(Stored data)
•••

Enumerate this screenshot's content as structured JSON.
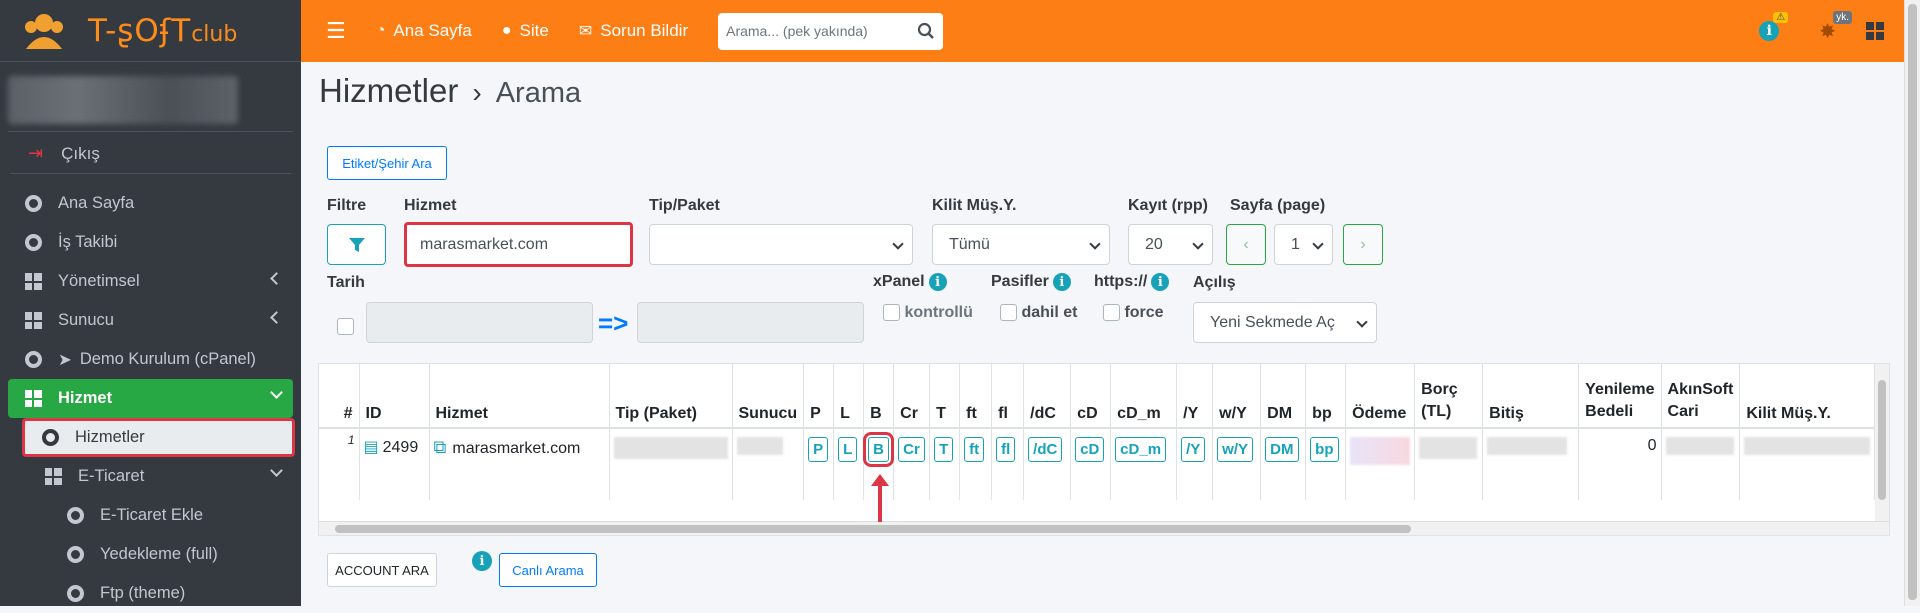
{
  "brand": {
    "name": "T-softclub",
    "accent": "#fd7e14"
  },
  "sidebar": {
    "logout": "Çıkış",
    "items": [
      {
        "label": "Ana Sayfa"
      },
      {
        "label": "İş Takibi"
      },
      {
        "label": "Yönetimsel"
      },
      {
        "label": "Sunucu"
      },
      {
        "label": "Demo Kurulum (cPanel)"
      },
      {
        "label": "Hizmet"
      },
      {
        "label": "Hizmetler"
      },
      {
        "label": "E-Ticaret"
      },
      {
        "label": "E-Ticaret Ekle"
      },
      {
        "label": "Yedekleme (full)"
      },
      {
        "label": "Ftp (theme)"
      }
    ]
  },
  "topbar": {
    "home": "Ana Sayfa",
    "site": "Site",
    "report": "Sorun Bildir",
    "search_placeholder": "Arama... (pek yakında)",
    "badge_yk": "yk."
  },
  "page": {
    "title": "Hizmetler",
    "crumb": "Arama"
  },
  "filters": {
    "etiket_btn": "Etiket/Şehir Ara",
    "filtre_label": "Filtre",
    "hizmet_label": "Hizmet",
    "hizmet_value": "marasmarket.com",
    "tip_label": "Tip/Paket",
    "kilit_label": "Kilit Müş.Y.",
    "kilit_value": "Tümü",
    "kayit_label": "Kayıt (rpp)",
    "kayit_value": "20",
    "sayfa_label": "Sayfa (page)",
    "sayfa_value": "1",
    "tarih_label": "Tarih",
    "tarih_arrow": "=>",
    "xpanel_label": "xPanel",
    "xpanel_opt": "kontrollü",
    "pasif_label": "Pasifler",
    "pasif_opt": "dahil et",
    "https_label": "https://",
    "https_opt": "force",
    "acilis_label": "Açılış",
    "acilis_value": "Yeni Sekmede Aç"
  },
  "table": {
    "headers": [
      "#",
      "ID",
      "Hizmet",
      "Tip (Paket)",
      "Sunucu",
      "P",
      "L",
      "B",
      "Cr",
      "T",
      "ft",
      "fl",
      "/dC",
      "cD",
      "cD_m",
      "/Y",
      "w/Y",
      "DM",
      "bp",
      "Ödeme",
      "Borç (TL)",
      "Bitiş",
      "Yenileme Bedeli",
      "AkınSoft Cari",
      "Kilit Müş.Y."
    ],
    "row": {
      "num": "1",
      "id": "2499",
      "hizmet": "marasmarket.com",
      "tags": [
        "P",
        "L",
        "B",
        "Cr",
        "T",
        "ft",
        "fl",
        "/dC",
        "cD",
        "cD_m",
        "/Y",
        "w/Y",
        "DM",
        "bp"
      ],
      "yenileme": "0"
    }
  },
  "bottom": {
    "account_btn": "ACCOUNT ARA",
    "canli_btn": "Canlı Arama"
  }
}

•••

[TASK BRIEF] Copy every line of the records above that holds the word "Arama".

[OUTPUT]
    "search_placeholder": "Arama... (pek yakında)",
    "crumb": "Arama"
    "canli_btn": "Canlı Arama"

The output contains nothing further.